TASK REQUIREMENTS:
1. Reproduce the passage on historical knowledge word for word, starting at "As I, along" and ending at "fought to liberate.".
2. Carry on the essay about history education from its final sentence.

PROVIDED PASSAGE:
▼▼▼

As I, along with millions of other Americans, have viewed with dismay the recent anti-Semitic protests at universities across our land, the question often asked by those who remember the past is, “Don’t these students know anything about history?”
It was that spirit that led millions to fight against the evils of Nazi Germany and its extermination of more than 6 million Jews—leading to the liberation of the concentration camps, less than a century ago. That spirit has been lost as the grandchildren or great-grandchildren of those who fought for freedom are now calling for the persecution of those whom their ancestors valiantly fought to liberate.
What Santayana and President Reagan both understood is that having a historical sense—a grounding in what has come before—is essential, both on an individual level and on a societal level, to bring civilization and order from the chaos of our perceptions and passions. If we have no historical sense, we are swept along by events and dominated by our reactions to those events.
Thus, those without this knowledge cannot view events in context; they cannot balance their perceptions with awareness of what may be happening beyond their perceptions. And, as a result, they get caught in the same vicious cycles that have brought down civilizations for the past thousand years.
And if history is taught at all, rather than being taught historical facts, students are told to “interpret it.” These interpretations have no basis in fact but in the viewpoint of the interpreter. In fact, how can one “interpret” something one has little or no knowledge of to begin with?

▲▲▲

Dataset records
▼▼▼

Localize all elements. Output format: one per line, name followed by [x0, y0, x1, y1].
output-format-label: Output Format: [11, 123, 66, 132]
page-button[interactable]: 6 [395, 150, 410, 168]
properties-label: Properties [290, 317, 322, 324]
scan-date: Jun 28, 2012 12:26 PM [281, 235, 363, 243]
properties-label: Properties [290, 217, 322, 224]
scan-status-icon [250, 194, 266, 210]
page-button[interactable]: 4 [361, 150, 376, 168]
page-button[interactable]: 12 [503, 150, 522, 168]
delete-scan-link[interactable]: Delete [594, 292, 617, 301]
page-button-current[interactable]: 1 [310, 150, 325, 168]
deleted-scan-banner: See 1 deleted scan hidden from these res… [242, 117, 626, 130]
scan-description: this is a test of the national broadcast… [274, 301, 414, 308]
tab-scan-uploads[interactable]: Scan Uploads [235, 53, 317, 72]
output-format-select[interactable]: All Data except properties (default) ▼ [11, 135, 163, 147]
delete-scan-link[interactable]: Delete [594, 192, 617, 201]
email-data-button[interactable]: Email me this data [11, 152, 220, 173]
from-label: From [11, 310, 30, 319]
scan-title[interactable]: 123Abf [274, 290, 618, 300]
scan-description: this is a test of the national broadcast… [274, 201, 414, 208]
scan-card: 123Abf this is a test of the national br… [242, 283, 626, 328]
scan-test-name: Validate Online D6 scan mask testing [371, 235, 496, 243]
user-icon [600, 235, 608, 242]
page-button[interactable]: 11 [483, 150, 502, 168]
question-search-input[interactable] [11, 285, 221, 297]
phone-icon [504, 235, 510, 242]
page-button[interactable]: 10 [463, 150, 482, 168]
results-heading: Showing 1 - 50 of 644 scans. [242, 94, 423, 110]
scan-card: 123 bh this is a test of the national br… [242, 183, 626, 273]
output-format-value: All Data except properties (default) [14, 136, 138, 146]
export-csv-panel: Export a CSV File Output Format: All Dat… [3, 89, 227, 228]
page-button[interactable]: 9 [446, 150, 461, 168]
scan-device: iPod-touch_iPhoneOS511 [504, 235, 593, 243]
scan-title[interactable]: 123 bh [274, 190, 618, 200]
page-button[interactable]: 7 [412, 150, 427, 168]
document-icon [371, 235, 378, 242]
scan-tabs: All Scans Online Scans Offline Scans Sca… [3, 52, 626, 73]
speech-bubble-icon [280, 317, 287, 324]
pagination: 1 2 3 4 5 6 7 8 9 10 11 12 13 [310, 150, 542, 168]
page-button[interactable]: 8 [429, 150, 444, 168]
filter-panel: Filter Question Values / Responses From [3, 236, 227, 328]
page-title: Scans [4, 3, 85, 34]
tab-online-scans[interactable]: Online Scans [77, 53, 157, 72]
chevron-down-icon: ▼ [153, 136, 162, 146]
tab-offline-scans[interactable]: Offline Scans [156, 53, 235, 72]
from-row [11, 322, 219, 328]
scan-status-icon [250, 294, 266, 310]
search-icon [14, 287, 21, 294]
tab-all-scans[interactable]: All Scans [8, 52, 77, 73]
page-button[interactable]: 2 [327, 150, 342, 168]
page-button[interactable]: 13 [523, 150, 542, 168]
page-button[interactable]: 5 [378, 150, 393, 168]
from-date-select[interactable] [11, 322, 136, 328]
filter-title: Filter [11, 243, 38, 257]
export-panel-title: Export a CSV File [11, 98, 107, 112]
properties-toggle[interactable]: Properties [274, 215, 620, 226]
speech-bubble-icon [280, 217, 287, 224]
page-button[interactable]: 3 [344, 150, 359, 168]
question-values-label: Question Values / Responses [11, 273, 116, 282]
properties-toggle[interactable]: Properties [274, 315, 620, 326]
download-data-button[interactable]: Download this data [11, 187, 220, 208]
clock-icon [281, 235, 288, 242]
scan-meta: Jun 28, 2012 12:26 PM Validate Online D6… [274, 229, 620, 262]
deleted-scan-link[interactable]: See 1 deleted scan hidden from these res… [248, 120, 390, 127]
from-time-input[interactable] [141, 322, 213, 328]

▲▲▲

ANSWERS IN ORDER:
1.
As I, along with millions of other Americans, have viewed with dismay the recent anti-Semitic protests at universities across our land, the question often asked by those who remember the past is, “Don’t these students know anything about history?”
It was that spirit that led millions to fight against the evils of Nazi Germany and its extermination of more than 6 million Jews—leading to the liberation of the concentration camps, less than a century ago. That spirit has been lost as the grandchildren or great-grandchildren of those who fought for freedom are now calling for the persecution of those whom their ancestors valiantly fought to liberate.

2.
Therefore, when there is no historical context to draw upon, people are not equipped to refute an argument, and lacking critical thinking skills to see beyond the rhetoric, they become easy prey for demagogues to be exploited to advance certain agendas. Nature abhors a vacuum, and in the absence of teaching civics and history at all levels of our educational system, radical activists are using that space to indoctrinate our children into their dangerous worldviews.
The latest worldview is that Israel is evil and needs to be destroyed, and the demagogues, right on cue, have preyed upon the ignorance of these university students who have no knowledge of the past to achieve their aims.
What is scary is that the very arguments being made on university campuses are eerily similar to the ones made in Germany back in the 1930s, which led to one of the worst human tragedies in history—a tragedy that these students seemingly either have no knowledge of or context to understand.
Unfortunately, we are reaping the ignorance we have sown by either ignoring history or “reinterpreting” it into something it never was. What is happening on our university campuses is only the latest symptom of a greater problem. The same is true of current civil discourse. Let’s take action now and teach true and detailed history before that problem becomes another human tragedy. We don’t have a minute to lose.